TASK STATEMENT
State the number of lines that contain the word "into", and add nothing else.

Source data
-.-.-

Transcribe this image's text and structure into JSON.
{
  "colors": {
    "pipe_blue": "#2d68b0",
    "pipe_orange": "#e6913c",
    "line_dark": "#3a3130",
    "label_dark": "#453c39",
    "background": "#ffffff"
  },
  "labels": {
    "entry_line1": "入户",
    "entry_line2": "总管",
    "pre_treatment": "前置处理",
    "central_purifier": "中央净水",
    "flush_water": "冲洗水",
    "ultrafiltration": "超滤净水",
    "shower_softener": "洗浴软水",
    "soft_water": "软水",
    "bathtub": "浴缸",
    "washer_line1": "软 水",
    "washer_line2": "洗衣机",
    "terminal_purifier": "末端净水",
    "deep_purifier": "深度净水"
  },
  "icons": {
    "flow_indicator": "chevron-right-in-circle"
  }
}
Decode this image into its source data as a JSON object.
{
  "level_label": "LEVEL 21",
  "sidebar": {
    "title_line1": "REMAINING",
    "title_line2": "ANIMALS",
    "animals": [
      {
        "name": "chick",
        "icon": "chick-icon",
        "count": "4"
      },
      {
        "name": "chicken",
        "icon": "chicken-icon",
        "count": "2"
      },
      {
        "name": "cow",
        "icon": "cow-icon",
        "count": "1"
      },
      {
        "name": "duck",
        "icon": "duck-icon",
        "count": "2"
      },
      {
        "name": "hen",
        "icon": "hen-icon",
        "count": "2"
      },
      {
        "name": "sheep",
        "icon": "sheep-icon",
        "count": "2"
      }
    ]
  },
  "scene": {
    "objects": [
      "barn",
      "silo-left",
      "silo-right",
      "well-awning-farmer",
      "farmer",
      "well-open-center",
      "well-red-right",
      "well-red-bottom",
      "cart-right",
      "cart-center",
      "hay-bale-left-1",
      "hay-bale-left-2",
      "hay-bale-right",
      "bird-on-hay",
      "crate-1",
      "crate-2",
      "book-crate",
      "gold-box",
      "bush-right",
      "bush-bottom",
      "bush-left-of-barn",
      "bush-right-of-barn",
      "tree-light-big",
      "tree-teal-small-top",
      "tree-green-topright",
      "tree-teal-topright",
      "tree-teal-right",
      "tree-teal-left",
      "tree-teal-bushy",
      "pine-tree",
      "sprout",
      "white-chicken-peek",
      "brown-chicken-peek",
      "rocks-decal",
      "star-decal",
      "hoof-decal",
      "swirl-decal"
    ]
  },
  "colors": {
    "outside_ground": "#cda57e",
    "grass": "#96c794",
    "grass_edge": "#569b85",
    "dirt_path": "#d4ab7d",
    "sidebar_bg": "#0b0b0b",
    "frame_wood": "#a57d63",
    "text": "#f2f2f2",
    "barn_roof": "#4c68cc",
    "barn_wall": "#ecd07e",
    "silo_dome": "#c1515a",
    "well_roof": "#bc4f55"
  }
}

-.-.-

RESPONSE TO THIS EXERCISE
2